• _Task to complete_:
Output every entry exactly as written, but omit the pictures.

• _Input records_:

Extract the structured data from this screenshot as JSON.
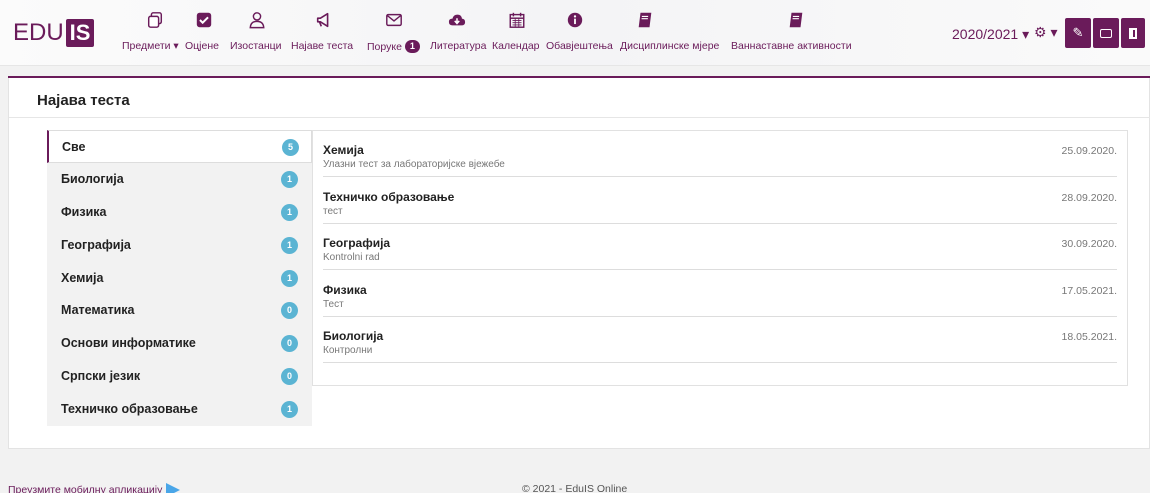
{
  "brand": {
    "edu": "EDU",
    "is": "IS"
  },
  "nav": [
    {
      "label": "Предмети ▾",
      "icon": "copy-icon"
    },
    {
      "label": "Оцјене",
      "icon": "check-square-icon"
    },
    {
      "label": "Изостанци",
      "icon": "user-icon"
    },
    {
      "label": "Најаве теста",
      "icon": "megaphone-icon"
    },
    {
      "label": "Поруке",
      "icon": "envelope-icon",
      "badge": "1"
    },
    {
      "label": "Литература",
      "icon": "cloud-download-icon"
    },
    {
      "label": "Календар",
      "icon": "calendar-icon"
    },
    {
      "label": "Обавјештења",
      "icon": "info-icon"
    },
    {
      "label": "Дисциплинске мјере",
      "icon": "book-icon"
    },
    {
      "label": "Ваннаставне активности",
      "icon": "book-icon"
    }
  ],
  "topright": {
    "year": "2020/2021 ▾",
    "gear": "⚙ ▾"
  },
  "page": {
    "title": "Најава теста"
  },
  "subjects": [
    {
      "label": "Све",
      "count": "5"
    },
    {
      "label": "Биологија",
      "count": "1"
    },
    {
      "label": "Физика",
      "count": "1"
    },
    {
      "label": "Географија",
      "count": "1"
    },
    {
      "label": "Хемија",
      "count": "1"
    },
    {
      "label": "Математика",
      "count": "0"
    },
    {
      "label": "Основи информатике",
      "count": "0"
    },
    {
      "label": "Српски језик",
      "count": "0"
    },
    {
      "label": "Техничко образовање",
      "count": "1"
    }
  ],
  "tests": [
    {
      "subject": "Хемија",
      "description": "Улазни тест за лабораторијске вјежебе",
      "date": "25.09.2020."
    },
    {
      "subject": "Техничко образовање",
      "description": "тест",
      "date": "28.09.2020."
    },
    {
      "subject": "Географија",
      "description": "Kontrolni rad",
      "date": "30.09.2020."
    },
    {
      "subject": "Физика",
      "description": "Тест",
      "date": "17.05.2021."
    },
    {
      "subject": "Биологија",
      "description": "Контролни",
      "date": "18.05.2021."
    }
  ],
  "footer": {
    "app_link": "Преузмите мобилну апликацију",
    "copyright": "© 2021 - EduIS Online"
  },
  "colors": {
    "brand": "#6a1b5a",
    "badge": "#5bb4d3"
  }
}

• _Result below_:
Extract the structured data from this screenshot as JSON.
{
  "brand": {
    "edu": "EDU",
    "is": "IS"
  },
  "nav": [
    {
      "label": "Предмети ▾",
      "icon": "copy-icon"
    },
    {
      "label": "Оцјене",
      "icon": "check-square-icon"
    },
    {
      "label": "Изостанци",
      "icon": "user-icon"
    },
    {
      "label": "Најаве теста",
      "icon": "megaphone-icon"
    },
    {
      "label": "Поруке",
      "icon": "envelope-icon",
      "badge": "1"
    },
    {
      "label": "Литература",
      "icon": "cloud-download-icon"
    },
    {
      "label": "Календар",
      "icon": "calendar-icon"
    },
    {
      "label": "Обавјештења",
      "icon": "info-icon"
    },
    {
      "label": "Дисциплинске мјере",
      "icon": "book-icon"
    },
    {
      "label": "Ваннаставне активности",
      "icon": "book-icon"
    }
  ],
  "topright": {
    "year": "2020/2021 ▾",
    "gear": "⚙ ▾"
  },
  "page": {
    "title": "Најава теста"
  },
  "subjects": [
    {
      "label": "Све",
      "count": "5"
    },
    {
      "label": "Биологија",
      "count": "1"
    },
    {
      "label": "Физика",
      "count": "1"
    },
    {
      "label": "Географија",
      "count": "1"
    },
    {
      "label": "Хемија",
      "count": "1"
    },
    {
      "label": "Математика",
      "count": "0"
    },
    {
      "label": "Основи информатике",
      "count": "0"
    },
    {
      "label": "Српски језик",
      "count": "0"
    },
    {
      "label": "Техничко образовање",
      "count": "1"
    }
  ],
  "tests": [
    {
      "subject": "Хемија",
      "description": "Улазни тест за лабораторијске вјежебе",
      "date": "25.09.2020."
    },
    {
      "subject": "Техничко образовање",
      "description": "тест",
      "date": "28.09.2020."
    },
    {
      "subject": "Географија",
      "description": "Kontrolni rad",
      "date": "30.09.2020."
    },
    {
      "subject": "Физика",
      "description": "Тест",
      "date": "17.05.2021."
    },
    {
      "subject": "Биологија",
      "description": "Контролни",
      "date": "18.05.2021."
    }
  ],
  "footer": {
    "app_link": "Преузмите мобилну апликацију",
    "copyright": "© 2021 - EduIS Online"
  },
  "colors": {
    "brand": "#6a1b5a",
    "badge": "#5bb4d3"
  }
}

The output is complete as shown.